* **Dataset records**:

______________________________

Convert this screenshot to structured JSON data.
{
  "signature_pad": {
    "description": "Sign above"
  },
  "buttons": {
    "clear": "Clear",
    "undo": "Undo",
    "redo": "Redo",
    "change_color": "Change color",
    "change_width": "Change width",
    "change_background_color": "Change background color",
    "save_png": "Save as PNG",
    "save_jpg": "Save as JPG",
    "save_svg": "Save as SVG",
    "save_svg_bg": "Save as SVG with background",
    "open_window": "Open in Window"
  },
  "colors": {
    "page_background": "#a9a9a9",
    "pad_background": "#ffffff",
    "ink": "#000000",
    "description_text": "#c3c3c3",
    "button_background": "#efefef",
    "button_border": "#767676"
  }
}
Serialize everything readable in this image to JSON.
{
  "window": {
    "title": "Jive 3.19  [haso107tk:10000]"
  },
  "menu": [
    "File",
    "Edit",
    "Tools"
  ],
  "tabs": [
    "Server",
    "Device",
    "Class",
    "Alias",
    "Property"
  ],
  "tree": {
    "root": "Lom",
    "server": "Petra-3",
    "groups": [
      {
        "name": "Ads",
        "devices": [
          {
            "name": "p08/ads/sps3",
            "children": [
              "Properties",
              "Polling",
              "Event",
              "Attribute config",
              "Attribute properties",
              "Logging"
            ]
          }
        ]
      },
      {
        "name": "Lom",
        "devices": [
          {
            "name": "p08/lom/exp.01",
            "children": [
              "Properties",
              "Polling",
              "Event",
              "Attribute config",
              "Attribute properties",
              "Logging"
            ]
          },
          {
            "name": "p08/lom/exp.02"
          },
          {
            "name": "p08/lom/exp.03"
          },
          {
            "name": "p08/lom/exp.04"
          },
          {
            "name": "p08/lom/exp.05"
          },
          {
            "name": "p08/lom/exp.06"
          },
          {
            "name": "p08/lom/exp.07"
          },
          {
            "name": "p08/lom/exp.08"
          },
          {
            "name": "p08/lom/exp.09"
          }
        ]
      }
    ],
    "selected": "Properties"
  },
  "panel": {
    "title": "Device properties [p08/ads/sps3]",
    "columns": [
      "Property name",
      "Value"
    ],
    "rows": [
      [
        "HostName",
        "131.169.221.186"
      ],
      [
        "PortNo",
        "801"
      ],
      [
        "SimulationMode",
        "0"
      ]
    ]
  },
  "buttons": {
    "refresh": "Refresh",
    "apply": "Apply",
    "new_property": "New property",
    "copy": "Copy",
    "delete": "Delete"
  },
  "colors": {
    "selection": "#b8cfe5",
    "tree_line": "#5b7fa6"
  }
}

______________________________

* **EXERCISE DETAILS**: Within the listing above, copy each line that has the string "Save".

* **FINISHED EXERCISE**:
    "save_png": "Save as PNG",
    "save_jpg": "Save as JPG",
    "save_svg": "Save as SVG",
    "save_svg_bg": "Save as SVG with background",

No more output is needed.